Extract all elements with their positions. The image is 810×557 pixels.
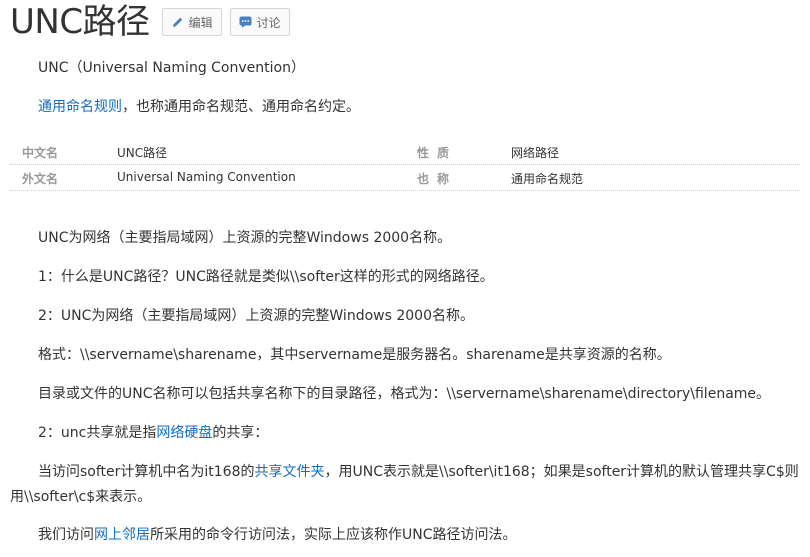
paragraph: 格式：\\servername\sharename，其中servername是服… (38, 347, 671, 363)
info-key: 外文名 (22, 172, 59, 186)
paragraph: 目录或文件的UNC名称可以包括共享名称下的目录路径，格式为：\\serverna… (38, 386, 771, 402)
intro-line-1: UNC（Universal Naming Convention） (38, 60, 305, 76)
title-row: UNC路径 编辑 讨论 (10, 0, 290, 44)
info-row: 中文名 UNC路径 性质 网络路径 (10, 139, 800, 165)
page-title: UNC路径 (10, 2, 150, 42)
info-value: 网络路径 (511, 146, 560, 160)
link-shared-folder[interactable]: 共享文件夹 (255, 464, 325, 480)
intro-line-2: 通用命名规则，也称通用命名规范、通用命名约定。 (38, 99, 360, 115)
pencil-icon (171, 15, 185, 29)
info-row: 外文名 Universal Naming Convention 也称 通用命名规… (10, 165, 800, 191)
paragraph: UNC为网络（主要指局域网）上资源的完整Windows 2000名称。 (38, 230, 452, 246)
info-value: Universal Naming Convention (117, 170, 296, 184)
edit-label: 编辑 (188, 15, 213, 30)
info-box: 中文名 UNC路径 性质 网络路径 外文名 Universal Naming C… (10, 139, 800, 191)
paragraph: 我们访问网上邻居所采用的命令行访问法，实际上应该称作UNC路径访问法。 (38, 527, 517, 543)
chat-bubble-icon (239, 15, 253, 29)
discuss-button[interactable]: 讨论 (229, 8, 290, 36)
paragraph: 2：UNC为网络（主要指局域网）上资源的完整Windows 2000名称。 (38, 308, 474, 324)
link-naming-rule[interactable]: 通用命名规则 (38, 99, 122, 115)
info-key: 中文名 (22, 146, 59, 160)
discuss-label: 讨论 (256, 15, 281, 30)
link-network-neighborhood[interactable]: 网上邻居 (94, 527, 150, 543)
edit-button[interactable]: 编辑 (161, 8, 222, 36)
paragraph: 1：什么是UNC路径？UNC路径就是类似\\softer这样的形式的网络路径。 (38, 269, 494, 285)
paragraph: 2：unc共享就是指网络硬盘的共享： (38, 425, 269, 441)
link-network-disk[interactable]: 网络硬盘 (156, 425, 212, 441)
info-key: 也称 (417, 172, 458, 186)
info-value: 通用命名规范 (511, 172, 584, 186)
info-value: UNC路径 (117, 146, 168, 160)
paragraph: 当访问softer计算机中名为it168的共享文件夹，用UNC表示就是\\sof… (10, 464, 799, 505)
info-key: 性质 (417, 146, 458, 160)
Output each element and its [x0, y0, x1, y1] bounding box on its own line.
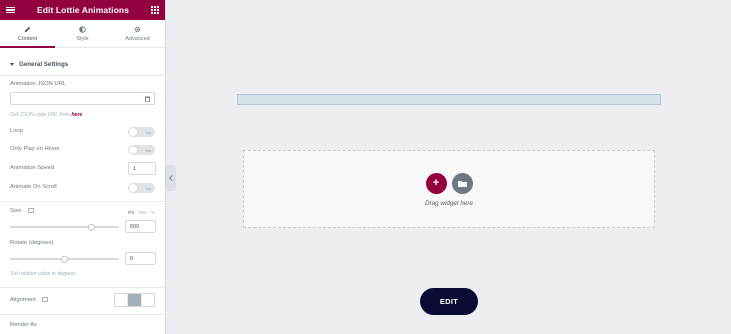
hover-toggle-text: No — [145, 147, 151, 153]
size-units: PX EM % — [128, 210, 155, 215]
tab-content[interactable]: Content — [0, 20, 55, 48]
alignment-label: Alignment — [10, 297, 36, 303]
rotate-helper: Set rotation value in degress — [10, 271, 76, 277]
gear-icon — [134, 26, 141, 32]
align-center-button[interactable] — [128, 294, 142, 306]
json-url-helper-link[interactable]: here — [71, 112, 82, 118]
menu-icon[interactable] — [6, 6, 15, 14]
drop-zone-text: Drag widget here — [425, 200, 473, 207]
rotate-slider-handle[interactable] — [61, 255, 68, 263]
plus-icon: + — [432, 177, 440, 189]
scroll-toggle[interactable]: No — [128, 183, 155, 193]
section-title: General Settings — [19, 61, 69, 68]
delete-url-button[interactable] — [140, 92, 155, 105]
drop-zone[interactable]: + Drag widget here — [243, 150, 655, 228]
half-circle-icon — [79, 25, 86, 33]
unit-px[interactable]: PX — [128, 210, 134, 215]
tab-advanced-label: Advanced — [125, 35, 150, 42]
size-slider-handle[interactable] — [88, 223, 96, 231]
add-section-button[interactable]: + — [425, 173, 447, 194]
chevron-left-icon — [169, 175, 173, 181]
json-url-helper: Get JSON code URL from here — [10, 112, 155, 118]
tab-content-label: Content — [17, 35, 38, 42]
rotate-input[interactable]: 0 — [125, 252, 156, 265]
drop-zone-buttons: + — [244, 173, 654, 194]
divider — [0, 287, 165, 288]
widgets-grid-icon[interactable] — [150, 6, 159, 14]
divider — [0, 201, 165, 202]
align-right-button[interactable] — [142, 294, 154, 306]
render-as-label: Render As — [10, 322, 38, 328]
desktop-icon[interactable] — [42, 297, 49, 302]
add-template-button[interactable] — [451, 173, 473, 194]
tab-advanced[interactable]: Advanced — [110, 20, 165, 47]
size-slider-track[interactable] — [10, 226, 119, 228]
scroll-toggle-text: No — [145, 185, 151, 191]
alignment-choices — [114, 293, 155, 307]
speed-input[interactable]: 1 — [128, 162, 156, 175]
section-general-settings[interactable]: General Settings — [0, 54, 165, 76]
tab-style-label: Style — [76, 35, 89, 42]
collapse-panel-button[interactable] — [166, 165, 176, 191]
panel-tabs: Content Style Advanced — [0, 20, 165, 48]
lottie-widget-placeholder[interactable] — [237, 94, 661, 105]
divider — [0, 314, 165, 315]
json-url-label: Animation JSON URL — [10, 81, 67, 87]
json-url-input[interactable] — [10, 92, 141, 105]
size-label: Size — [10, 208, 22, 214]
panel-header: Edit Lottie Animations — [0, 0, 165, 20]
pencil-icon — [24, 26, 31, 32]
edit-button[interactable]: EDIT — [420, 288, 478, 315]
loop-toggle-text: No — [145, 129, 151, 135]
loop-toggle[interactable]: No — [128, 127, 155, 137]
trash-icon — [144, 96, 150, 102]
unit-percent[interactable]: % — [151, 210, 155, 215]
desktop-icon[interactable] — [27, 208, 34, 213]
size-input[interactable]: 600 — [125, 220, 156, 233]
unit-em[interactable]: EM — [139, 210, 146, 215]
json-url-helper-text: Get JSON code URL from — [10, 112, 70, 118]
hover-toggle[interactable]: No — [128, 145, 155, 155]
folder-icon — [457, 181, 467, 187]
panel-title: Edit Lottie Animations — [36, 5, 130, 15]
rotate-label: Rotate (degrees) — [10, 240, 54, 246]
align-left-button[interactable] — [115, 294, 129, 306]
tab-style[interactable]: Style — [55, 20, 110, 47]
editor-panel: Edit Lottie Animations Content Style Adv… — [0, 0, 166, 334]
caret-down-icon — [10, 63, 14, 66]
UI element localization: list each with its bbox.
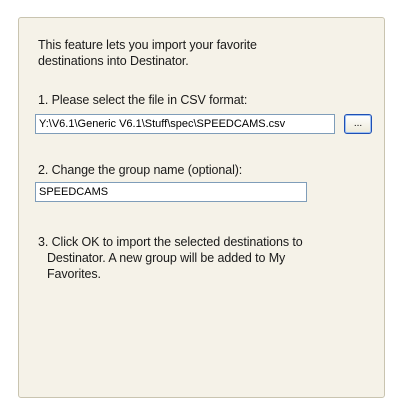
browse-button[interactable]: ... — [344, 114, 372, 134]
step3-line-3: Favorites. — [47, 267, 101, 281]
intro-text: This feature lets you import your favori… — [38, 37, 338, 69]
import-favorites-panel: This feature lets you import your favori… — [18, 17, 385, 398]
intro-line-1: This feature lets you import your favori… — [38, 38, 257, 52]
step3-line-2: Destinator. A new group will be added to… — [47, 251, 286, 265]
step2-label: 2. Change the group name (optional): — [38, 163, 243, 177]
file-path-field[interactable]: Y:\V6.1\Generic V6.1\Stuff\spec\SPEEDCAM… — [35, 114, 335, 134]
group-name-field[interactable]: SPEEDCAMS — [35, 182, 307, 202]
intro-line-2: destinations into Destinator. — [38, 54, 189, 68]
step1-label: 1. Please select the file in CSV format: — [38, 93, 248, 107]
step3-line-1: 3. Click OK to import the selected desti… — [38, 235, 303, 249]
step3-text: 3. Click OK to import the selected desti… — [38, 234, 373, 282]
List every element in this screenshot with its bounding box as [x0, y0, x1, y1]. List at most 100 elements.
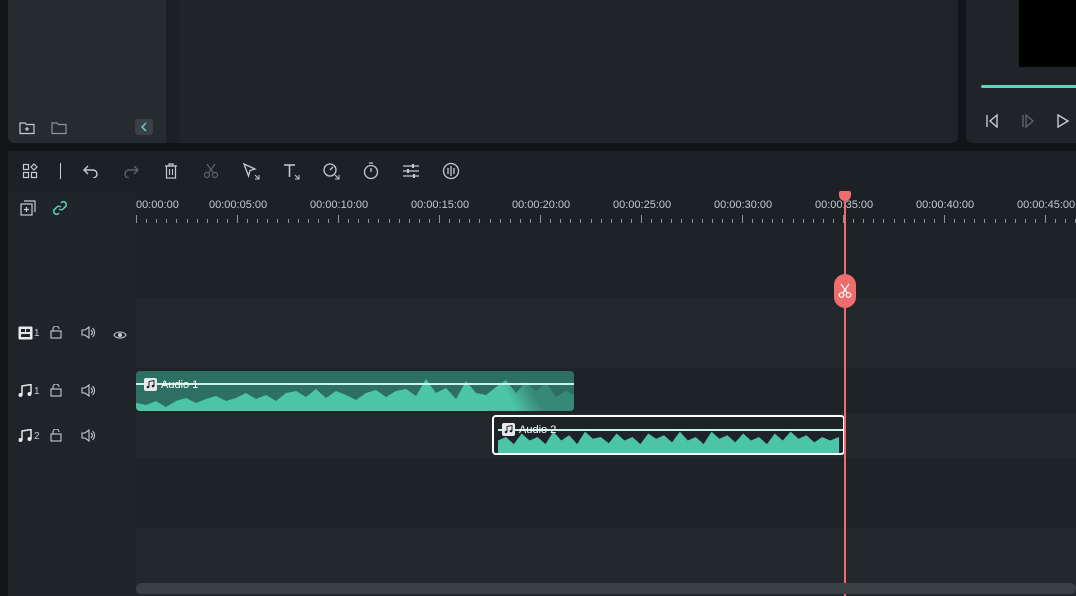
ruler-tick: [994, 219, 996, 223]
ruler-label: 00:00:45:00: [1017, 199, 1076, 211]
audio-clip[interactable]: Audio 1: [136, 371, 574, 411]
toolbar-divider: [60, 163, 61, 179]
redo-icon[interactable]: [121, 161, 141, 181]
eye-icon[interactable]: [113, 327, 127, 345]
ruler-tick: [327, 219, 329, 223]
select-tool-icon[interactable]: [241, 161, 261, 181]
ruler-tick: [166, 219, 168, 223]
ruler-label: 00:00:00: [136, 199, 179, 211]
text-icon[interactable]: [281, 161, 301, 181]
ruler-tick: [671, 219, 673, 223]
ruler-tick: [590, 219, 592, 223]
duration-icon[interactable]: [361, 161, 381, 181]
ruler-tick: [863, 219, 865, 223]
cut-icon[interactable]: [201, 161, 221, 181]
ruler-label: 00:00:25:00: [613, 199, 672, 211]
adjust-icon[interactable]: [401, 161, 421, 181]
track-header-column: 1 1 2: [8, 191, 136, 596]
ruler-tick: [560, 219, 562, 223]
scissors-icon: [838, 283, 852, 298]
ruler-tick: [439, 215, 440, 223]
add-track-icon[interactable]: [20, 200, 36, 221]
audio-icon[interactable]: [441, 161, 461, 181]
audio-clip-selected[interactable]: Audio 2: [492, 415, 845, 455]
timeline-panel: 1 1 2 00:00:00 00:00:05:00 00:00:10:00 0…: [8, 191, 1076, 596]
ruler-tick: [610, 219, 612, 223]
empty-lane-bottom: [136, 458, 1076, 528]
preview-controls: [984, 113, 1070, 134]
audio-track-2-number: 2: [34, 431, 40, 442]
media-panel: [8, 0, 958, 143]
preview-panel: [966, 0, 1076, 143]
delete-icon[interactable]: [161, 161, 181, 181]
ruler-tick: [661, 219, 663, 223]
playhead-line[interactable]: [844, 195, 846, 596]
ruler-tick: [529, 219, 531, 223]
timeline-horizontal-scrollbar[interactable]: [136, 583, 1076, 594]
ruler-tick: [196, 219, 198, 223]
empty-lane-top: [136, 225, 1076, 298]
ruler-tick: [893, 219, 895, 223]
ruler-tick: [984, 219, 986, 223]
ruler-tick: [944, 215, 945, 223]
chevron-left-icon: [140, 122, 147, 132]
speaker-icon[interactable]: [81, 325, 95, 344]
ruler-tick: [176, 219, 178, 223]
speaker-icon[interactable]: [81, 383, 95, 402]
volume-line[interactable]: [136, 383, 574, 385]
ruler-tick: [731, 219, 733, 223]
fade-out-overlay: [464, 371, 574, 411]
ruler-tick: [853, 219, 855, 223]
ruler-tick: [348, 219, 350, 223]
ruler-tick: [1045, 215, 1046, 223]
new-folder-icon[interactable]: [18, 119, 36, 137]
audio-track-1-number: 1: [34, 386, 40, 397]
lock-icon[interactable]: [50, 325, 62, 344]
ruler-label: 00:00:10:00: [310, 199, 369, 211]
ruler-tick: [570, 219, 572, 223]
music-icon: [144, 378, 157, 391]
split-button[interactable]: [834, 274, 856, 308]
ruler-tick: [338, 215, 339, 223]
layout-icon[interactable]: [20, 161, 40, 181]
ruler-tick: [277, 219, 279, 223]
media-divider: [166, 0, 180, 143]
ruler-tick: [317, 219, 319, 223]
lock-icon[interactable]: [50, 383, 62, 402]
ruler-tick: [954, 219, 956, 223]
ruler-tick: [762, 219, 764, 223]
ruler-tick: [822, 219, 824, 223]
ruler-label: 00:00:15:00: [411, 199, 470, 211]
video-track-icon: [18, 326, 33, 345]
ruler-tick: [883, 219, 885, 223]
frame-forward-icon[interactable]: [1020, 113, 1036, 134]
ruler-tick: [216, 219, 218, 223]
video-track-1-lane[interactable]: [136, 298, 1076, 368]
frame-back-icon[interactable]: [984, 113, 1000, 134]
ruler-tick: [782, 219, 784, 223]
time-ruler[interactable]: 00:00:00 00:00:05:00 00:00:10:00 00:00:1…: [136, 191, 1076, 225]
ruler-tick: [933, 219, 935, 223]
collapse-sidebar-button[interactable]: [135, 119, 153, 135]
ruler-tick: [136, 215, 137, 223]
ruler-tick: [691, 219, 693, 223]
folder-icon[interactable]: [50, 119, 68, 137]
ruler-tick: [923, 219, 925, 223]
link-icon[interactable]: [52, 200, 68, 221]
ruler-label: 00:00:40:00: [916, 199, 975, 211]
speed-icon[interactable]: [321, 161, 341, 181]
ruler-tick: [287, 219, 289, 223]
ruler-tick: [257, 219, 259, 223]
speaker-icon[interactable]: [81, 428, 95, 447]
ruler-tick: [489, 219, 491, 223]
play-icon[interactable]: [1056, 113, 1070, 134]
ruler-tick: [681, 219, 683, 223]
ruler-tick: [267, 219, 269, 223]
ruler-tick: [540, 215, 541, 223]
ruler-tick: [449, 219, 451, 223]
ruler-tick: [964, 219, 966, 223]
lock-icon[interactable]: [50, 428, 62, 447]
preview-progress-bar[interactable]: [981, 85, 1076, 88]
clip-name: Audio 2: [519, 423, 557, 436]
undo-icon[interactable]: [81, 161, 101, 181]
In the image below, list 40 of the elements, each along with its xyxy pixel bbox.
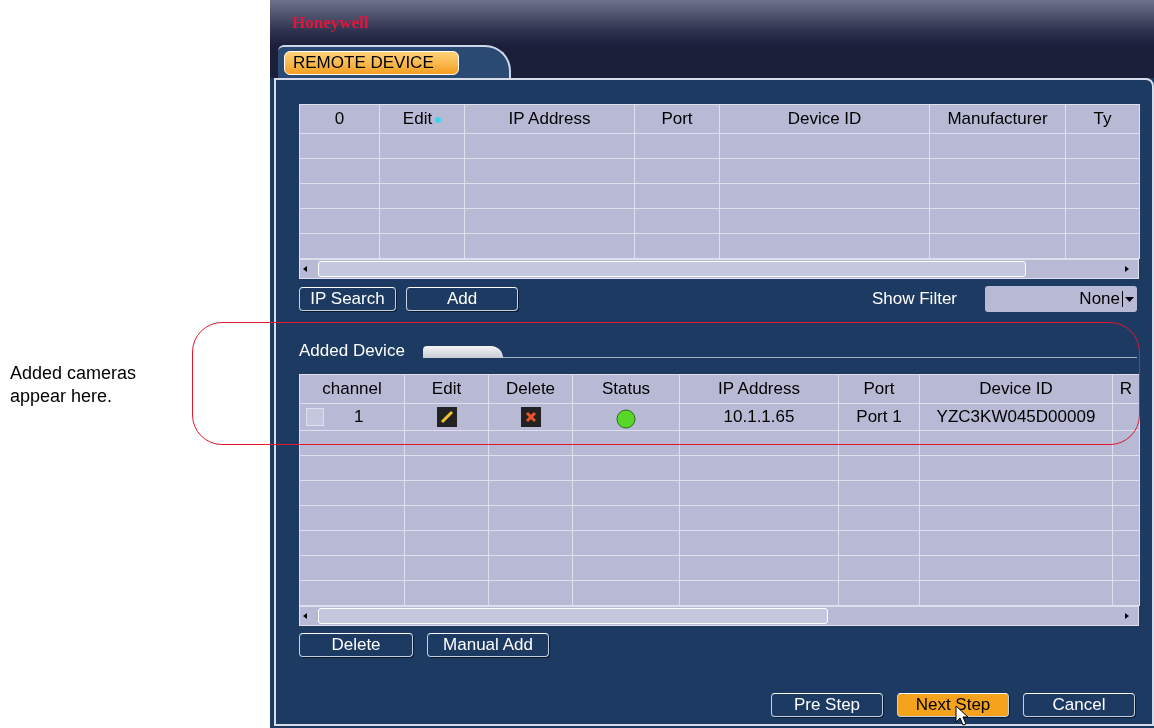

● ● ● ● ● ● ●

## Directions
Reproduce only the stretch of the data from the line containing "hover-toggle-text: No — [145, 147, 151, 153]" through the line containing "rotate-helper: Set rotation", swapping "rotation" for "angle" and leaving everything else unchanged.

## Exercise output
hover-toggle-text: No — [145, 147, 151, 153]
size-units: PX EM % — [128, 210, 155, 215]
tab-content[interactable]: Content — [0, 20, 55, 48]
alignment-label: Alignment — [10, 297, 36, 303]
rotate-helper: Set angle value in degress — [10, 271, 76, 277]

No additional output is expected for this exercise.